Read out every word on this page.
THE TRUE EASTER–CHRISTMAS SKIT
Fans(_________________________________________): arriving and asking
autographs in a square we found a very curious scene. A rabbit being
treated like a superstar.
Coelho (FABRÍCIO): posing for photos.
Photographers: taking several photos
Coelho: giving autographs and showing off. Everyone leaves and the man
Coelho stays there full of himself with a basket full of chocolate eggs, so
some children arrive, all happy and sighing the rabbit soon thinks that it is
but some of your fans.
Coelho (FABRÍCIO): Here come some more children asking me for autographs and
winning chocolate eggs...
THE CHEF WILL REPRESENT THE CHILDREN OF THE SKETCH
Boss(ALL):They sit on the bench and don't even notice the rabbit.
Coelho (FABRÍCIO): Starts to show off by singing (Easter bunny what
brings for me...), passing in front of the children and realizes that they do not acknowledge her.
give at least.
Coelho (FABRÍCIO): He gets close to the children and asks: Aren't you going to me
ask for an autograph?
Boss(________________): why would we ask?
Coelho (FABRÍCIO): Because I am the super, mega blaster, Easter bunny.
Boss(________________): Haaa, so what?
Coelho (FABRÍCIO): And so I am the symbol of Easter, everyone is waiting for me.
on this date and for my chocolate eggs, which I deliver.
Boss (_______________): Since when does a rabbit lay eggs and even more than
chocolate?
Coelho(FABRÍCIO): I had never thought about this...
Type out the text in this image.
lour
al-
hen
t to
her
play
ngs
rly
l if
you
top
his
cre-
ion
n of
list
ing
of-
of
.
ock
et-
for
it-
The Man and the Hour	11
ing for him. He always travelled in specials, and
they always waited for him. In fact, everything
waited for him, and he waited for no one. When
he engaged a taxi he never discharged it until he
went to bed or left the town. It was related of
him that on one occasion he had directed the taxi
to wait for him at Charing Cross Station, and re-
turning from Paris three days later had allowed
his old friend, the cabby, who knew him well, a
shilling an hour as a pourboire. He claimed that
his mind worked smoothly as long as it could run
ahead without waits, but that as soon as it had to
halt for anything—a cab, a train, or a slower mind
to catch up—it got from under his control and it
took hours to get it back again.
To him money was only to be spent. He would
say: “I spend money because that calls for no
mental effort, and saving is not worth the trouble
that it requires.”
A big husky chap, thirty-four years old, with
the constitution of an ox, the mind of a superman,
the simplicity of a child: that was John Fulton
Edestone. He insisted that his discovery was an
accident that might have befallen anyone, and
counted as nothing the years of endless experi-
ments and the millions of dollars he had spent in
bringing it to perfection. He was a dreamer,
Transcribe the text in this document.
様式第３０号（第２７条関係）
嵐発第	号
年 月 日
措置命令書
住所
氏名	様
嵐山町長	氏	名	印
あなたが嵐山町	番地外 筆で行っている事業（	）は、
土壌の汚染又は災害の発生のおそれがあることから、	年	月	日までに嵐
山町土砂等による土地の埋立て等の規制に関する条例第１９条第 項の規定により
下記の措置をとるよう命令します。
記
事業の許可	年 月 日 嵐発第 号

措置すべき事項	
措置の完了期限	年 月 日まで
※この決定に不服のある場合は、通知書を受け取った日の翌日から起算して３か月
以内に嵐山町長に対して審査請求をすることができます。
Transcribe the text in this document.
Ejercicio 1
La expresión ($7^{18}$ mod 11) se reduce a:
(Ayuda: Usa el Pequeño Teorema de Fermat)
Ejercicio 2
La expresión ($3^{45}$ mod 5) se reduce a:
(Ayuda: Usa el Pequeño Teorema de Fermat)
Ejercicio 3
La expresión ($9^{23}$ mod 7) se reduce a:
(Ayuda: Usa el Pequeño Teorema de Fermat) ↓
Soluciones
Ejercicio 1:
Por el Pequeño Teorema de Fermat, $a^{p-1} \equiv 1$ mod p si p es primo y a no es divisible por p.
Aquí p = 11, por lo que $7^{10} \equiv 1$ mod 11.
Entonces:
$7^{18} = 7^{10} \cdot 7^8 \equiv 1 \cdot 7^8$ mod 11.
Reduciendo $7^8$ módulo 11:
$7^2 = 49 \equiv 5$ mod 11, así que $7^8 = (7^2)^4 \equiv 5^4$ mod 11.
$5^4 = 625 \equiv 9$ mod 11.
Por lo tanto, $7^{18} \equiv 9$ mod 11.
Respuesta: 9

- EXERCISE:
Gather up the lines that contain the word "Teorema".

- COMPLETED EXERCISE:
(Ayuda: Usa el Pequeño Teorema de Fermat)
(Ayuda: Usa el Pequeño Teorema de Fermat)
(Ayuda: Usa el Pequeño Teorema de Fermat) ↓
Por el Pequeño Teorema de Fermat, $a^{p-1} \equiv 1$ mod p si p es primo y a no es divisible por p.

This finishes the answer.